- _INSTRUCTION_:
Transcribe the material in full. Nothing should differ except that the pictures are left out.

- _RAW RECORDS_:
-- START --

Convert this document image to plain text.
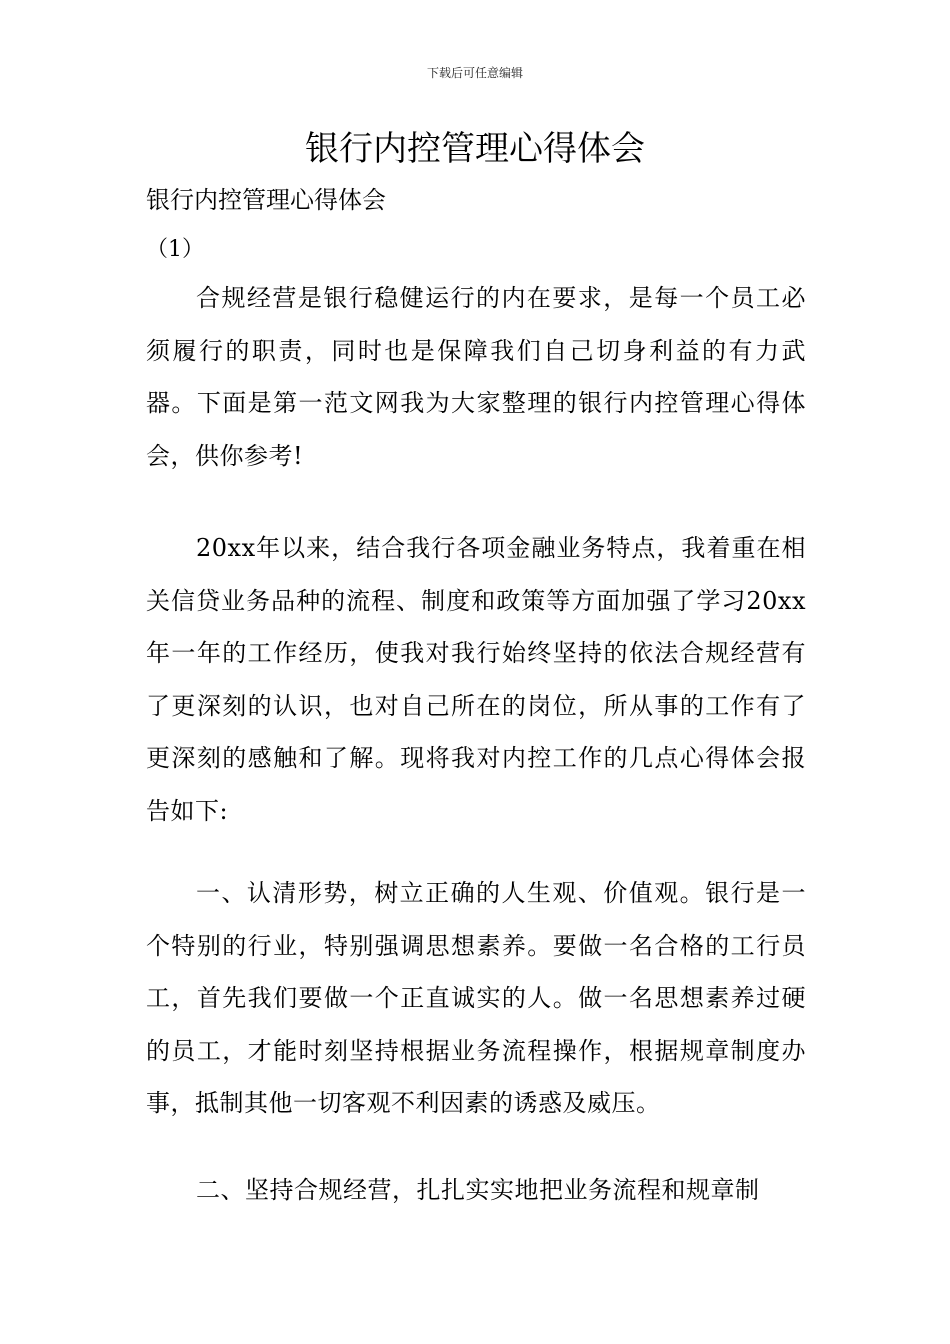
下载后可任意编辑
银行内控管理心得体会

银行内控管理心得体会

（1）

合规经营是银行稳健运行的内在要求，是每一个员工必须履行的职责，同时也是保障我们自己切身利益的有力武器。下面是第一范文网我为大家整理的银行内控管理心得体会，供你参考!

20xx年以来，结合我行各项金融业务特点，我着重在相关信贷业务品种的流程、制度和政策等方面加强了学习20xx年一年的工作经历，使我对我行始终坚持的依法合规经营有了更深刻的认识，也对自己所在的岗位，所从事的工作有了更深刻的感触和了解。现将我对内控工作的几点心得体会报告如下:

一、认清形势，树立正确的人生观、价值观。银行是一个特别的行业，特别强调思想素养。要做一名合格的工行员工，首先我们要做一个正直诚实的人。做一名思想素养过硬的员工，才能时刻坚持根据业务流程操作，根据规章制度办事，抵制其他一切客观不利因素的诱惑及威压。

二、坚持合规经营，扎扎实实地把业务流程和规章制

-- END --

- _TASK RESULT_:
Convert this document image to plain text.
下载后可任意编辑
银行内控管理心得体会

银行内控管理心得体会

（1）

合规经营是银行稳健运行的内在要求，是每一个员工必须履行的职责，同时也是保障我们自己切身利益的有力武器。下面是第一范文网我为大家整理的银行内控管理心得体会，供你参考!

20xx年以来，结合我行各项金融业务特点，我着重在相关信贷业务品种的流程、制度和政策等方面加强了学习20xx年一年的工作经历，使我对我行始终坚持的依法合规经营有了更深刻的认识，也对自己所在的岗位，所从事的工作有了更深刻的感触和了解。现将我对内控工作的几点心得体会报告如下:

一、认清形势，树立正确的人生观、价值观。银行是一个特别的行业，特别强调思想素养。要做一名合格的工行员工，首先我们要做一个正直诚实的人。做一名思想素养过硬的员工，才能时刻坚持根据业务流程操作，根据规章制度办事，抵制其他一切客观不利因素的诱惑及威压。

二、坚持合规经营，扎扎实实地把业务流程和规章制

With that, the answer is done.